[Rows from a figure dataset]
★ ★ ★ ★

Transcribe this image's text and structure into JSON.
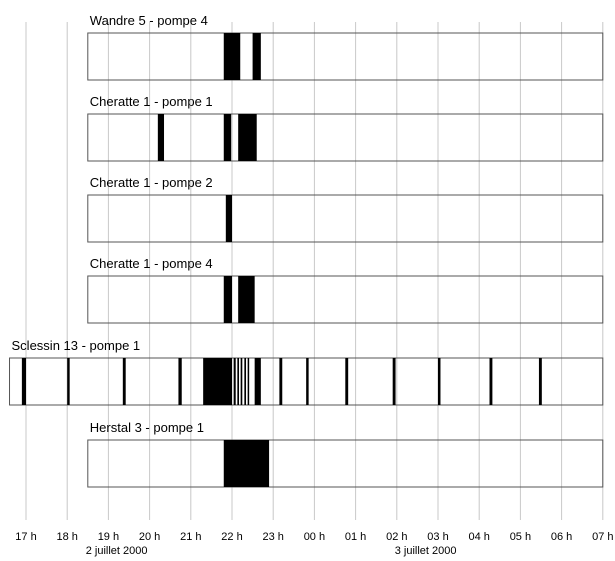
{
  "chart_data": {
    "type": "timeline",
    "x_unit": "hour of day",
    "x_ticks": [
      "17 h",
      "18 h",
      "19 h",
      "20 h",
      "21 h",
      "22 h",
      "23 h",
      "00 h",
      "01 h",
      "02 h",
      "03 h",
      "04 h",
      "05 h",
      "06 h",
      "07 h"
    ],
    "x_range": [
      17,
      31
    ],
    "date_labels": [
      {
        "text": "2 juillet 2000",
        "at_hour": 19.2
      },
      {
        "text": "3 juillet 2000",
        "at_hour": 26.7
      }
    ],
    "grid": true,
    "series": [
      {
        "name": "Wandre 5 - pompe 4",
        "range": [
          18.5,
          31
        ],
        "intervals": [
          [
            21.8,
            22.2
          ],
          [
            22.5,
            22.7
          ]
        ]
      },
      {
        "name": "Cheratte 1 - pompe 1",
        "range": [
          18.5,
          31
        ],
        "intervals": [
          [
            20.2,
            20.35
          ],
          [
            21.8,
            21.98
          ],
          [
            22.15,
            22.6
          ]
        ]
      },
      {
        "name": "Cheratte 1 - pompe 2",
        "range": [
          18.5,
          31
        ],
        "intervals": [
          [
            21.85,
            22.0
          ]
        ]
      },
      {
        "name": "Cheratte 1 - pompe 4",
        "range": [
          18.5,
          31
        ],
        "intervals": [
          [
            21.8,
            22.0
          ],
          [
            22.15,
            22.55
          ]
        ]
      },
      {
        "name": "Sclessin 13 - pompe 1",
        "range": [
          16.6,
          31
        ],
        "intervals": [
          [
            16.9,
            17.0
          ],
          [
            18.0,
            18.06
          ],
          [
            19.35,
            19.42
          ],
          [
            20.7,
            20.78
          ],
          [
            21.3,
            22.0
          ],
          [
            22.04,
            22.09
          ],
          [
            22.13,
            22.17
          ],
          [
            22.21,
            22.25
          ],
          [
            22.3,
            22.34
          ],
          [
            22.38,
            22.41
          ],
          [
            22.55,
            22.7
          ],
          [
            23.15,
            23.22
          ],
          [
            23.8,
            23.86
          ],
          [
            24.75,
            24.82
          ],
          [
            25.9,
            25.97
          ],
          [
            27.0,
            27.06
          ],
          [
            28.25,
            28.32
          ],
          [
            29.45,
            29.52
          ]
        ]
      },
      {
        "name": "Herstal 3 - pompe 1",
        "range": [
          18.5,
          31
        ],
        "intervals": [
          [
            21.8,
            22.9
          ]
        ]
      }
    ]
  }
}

★ ★ ★ ★

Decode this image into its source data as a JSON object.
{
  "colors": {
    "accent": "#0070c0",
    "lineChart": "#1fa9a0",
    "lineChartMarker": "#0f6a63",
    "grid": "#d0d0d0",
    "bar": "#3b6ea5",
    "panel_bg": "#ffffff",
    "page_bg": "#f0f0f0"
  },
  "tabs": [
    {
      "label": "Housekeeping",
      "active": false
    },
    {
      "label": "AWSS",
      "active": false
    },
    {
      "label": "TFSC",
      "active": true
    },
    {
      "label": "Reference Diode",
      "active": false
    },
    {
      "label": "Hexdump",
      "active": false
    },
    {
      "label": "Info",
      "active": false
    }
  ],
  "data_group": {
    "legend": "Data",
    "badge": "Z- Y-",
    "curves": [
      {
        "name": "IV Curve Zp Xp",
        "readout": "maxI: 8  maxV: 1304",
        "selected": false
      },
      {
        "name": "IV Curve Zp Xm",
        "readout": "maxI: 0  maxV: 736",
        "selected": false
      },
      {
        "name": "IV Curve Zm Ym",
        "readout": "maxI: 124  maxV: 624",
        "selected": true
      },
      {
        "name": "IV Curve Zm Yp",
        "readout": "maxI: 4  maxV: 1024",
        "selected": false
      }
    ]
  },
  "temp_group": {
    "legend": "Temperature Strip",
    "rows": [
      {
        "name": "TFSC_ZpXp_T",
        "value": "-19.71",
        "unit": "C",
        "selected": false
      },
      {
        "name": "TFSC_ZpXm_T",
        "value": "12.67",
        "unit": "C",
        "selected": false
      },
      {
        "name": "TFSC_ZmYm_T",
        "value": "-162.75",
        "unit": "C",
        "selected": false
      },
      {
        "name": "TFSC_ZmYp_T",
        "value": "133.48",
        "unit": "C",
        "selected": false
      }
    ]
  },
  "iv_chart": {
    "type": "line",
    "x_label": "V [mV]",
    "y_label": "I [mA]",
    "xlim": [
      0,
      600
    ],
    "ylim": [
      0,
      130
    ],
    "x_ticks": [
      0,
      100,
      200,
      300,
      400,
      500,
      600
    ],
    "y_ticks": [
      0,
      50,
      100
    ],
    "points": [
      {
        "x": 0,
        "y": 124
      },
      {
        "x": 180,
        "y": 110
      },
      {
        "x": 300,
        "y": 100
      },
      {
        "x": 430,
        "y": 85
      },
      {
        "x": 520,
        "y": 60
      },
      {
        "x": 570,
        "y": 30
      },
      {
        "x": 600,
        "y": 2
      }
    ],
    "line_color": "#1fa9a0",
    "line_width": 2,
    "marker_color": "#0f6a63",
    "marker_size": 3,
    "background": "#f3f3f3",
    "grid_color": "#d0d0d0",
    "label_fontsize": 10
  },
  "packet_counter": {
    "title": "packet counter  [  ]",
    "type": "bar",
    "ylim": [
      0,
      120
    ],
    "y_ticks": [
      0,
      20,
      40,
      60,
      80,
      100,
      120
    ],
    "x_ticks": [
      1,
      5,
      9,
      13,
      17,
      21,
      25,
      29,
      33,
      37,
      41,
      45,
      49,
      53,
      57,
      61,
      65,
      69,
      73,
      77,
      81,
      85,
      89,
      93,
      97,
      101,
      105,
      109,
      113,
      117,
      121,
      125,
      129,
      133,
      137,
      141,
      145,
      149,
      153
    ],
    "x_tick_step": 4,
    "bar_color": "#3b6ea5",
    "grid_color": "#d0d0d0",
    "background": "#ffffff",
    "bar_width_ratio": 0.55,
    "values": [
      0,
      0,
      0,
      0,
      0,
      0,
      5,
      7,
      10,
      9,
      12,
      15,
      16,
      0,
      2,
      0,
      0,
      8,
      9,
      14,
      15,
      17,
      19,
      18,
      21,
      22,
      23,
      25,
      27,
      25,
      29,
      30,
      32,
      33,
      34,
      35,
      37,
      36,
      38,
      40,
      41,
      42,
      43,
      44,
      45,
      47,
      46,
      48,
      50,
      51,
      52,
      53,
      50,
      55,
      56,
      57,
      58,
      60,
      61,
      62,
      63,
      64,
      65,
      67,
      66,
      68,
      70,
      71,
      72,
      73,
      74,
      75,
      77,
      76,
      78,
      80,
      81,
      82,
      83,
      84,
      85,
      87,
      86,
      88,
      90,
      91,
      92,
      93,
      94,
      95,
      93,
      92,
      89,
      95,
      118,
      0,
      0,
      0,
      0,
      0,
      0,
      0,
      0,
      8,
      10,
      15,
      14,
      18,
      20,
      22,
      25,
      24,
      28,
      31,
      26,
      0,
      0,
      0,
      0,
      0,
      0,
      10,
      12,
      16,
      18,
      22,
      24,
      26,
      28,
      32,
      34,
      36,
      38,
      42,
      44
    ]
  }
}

★ ★ ★ ★

» EXERCISE TASK: Find the string "juillet" in the entries above and return each line that holds it.

» WRITTEN SOLUTION:
        "text": "2 juillet 2000",
        "text": "3 juillet 2000",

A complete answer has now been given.